— start Source records —

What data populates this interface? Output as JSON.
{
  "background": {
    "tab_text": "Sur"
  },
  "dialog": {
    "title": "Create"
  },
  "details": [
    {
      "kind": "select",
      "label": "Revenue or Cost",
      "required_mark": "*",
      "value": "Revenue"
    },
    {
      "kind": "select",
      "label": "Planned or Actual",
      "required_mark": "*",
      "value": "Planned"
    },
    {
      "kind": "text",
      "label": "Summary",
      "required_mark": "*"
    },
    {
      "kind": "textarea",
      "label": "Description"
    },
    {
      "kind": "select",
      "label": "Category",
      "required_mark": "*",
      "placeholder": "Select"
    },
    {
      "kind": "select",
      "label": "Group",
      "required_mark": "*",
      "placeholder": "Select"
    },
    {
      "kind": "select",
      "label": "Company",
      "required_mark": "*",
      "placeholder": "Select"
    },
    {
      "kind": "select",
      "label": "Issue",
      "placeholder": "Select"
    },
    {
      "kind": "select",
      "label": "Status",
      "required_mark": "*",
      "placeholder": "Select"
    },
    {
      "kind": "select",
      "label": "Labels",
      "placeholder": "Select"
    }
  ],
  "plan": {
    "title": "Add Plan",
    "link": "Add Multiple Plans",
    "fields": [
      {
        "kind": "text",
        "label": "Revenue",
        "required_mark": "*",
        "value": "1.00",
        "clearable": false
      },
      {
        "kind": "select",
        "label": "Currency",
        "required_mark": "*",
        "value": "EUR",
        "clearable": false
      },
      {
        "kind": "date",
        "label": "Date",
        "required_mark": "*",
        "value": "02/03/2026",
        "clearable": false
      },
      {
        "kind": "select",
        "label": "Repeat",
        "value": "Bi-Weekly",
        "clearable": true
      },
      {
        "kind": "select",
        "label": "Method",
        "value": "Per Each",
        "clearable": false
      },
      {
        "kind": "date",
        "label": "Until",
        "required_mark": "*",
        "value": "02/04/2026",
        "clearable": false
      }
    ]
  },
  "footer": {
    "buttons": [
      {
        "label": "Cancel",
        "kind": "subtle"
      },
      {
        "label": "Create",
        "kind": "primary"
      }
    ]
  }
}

— end Source records —

_What to produce_. Output the listing above word for word.

_Solution for this exercise_.
What data populates this interface? Output as JSON.
{
  "background": {
    "tab_text": "Sur"
  },
  "dialog": {
    "title": "Create"
  },
  "details": [
    {
      "kind": "select",
      "label": "Revenue or Cost",
      "required_mark": "*",
      "value": "Revenue"
    },
    {
      "kind": "select",
      "label": "Planned or Actual",
      "required_mark": "*",
      "value": "Planned"
    },
    {
      "kind": "text",
      "label": "Summary",
      "required_mark": "*"
    },
    {
      "kind": "textarea",
      "label": "Description"
    },
    {
      "kind": "select",
      "label": "Category",
      "required_mark": "*",
      "placeholder": "Select"
    },
    {
      "kind": "select",
      "label": "Group",
      "required_mark": "*",
      "placeholder": "Select"
    },
    {
      "kind": "select",
      "label": "Company",
      "required_mark": "*",
      "placeholder": "Select"
    },
    {
      "kind": "select",
      "label": "Issue",
      "placeholder": "Select"
    },
    {
      "kind": "select",
      "label": "Status",
      "required_mark": "*",
      "placeholder": "Select"
    },
    {
      "kind": "select",
      "label": "Labels",
      "placeholder": "Select"
    }
  ],
  "plan": {
    "title": "Add Plan",
    "link": "Add Multiple Plans",
    "fields": [
      {
        "kind": "text",
        "label": "Revenue",
        "required_mark": "*",
        "value": "1.00",
        "clearable": false
      },
      {
        "kind": "select",
        "label": "Currency",
        "required_mark": "*",
        "value": "EUR",
        "clearable": false
      },
      {
        "kind": "date",
        "label": "Date",
        "required_mark": "*",
        "value": "02/03/2026",
        "clearable": false
      },
      {
        "kind": "select",
        "label": "Repeat",
        "value": "Bi-Weekly",
        "clearable": true
      },
      {
        "kind": "select",
        "label": "Method",
        "value": "Per Each",
        "clearable": false
      },
      {
        "kind": "date",
        "label": "Until",
        "required_mark": "*",
        "value": "02/04/2026",
        "clearable": false
      }
    ]
  },
  "footer": {
    "buttons": [
      {
        "label": "Cancel",
        "kind": "subtle"
      },
      {
        "label": "Create",
        "kind": "primary"
      }
    ]
  }
}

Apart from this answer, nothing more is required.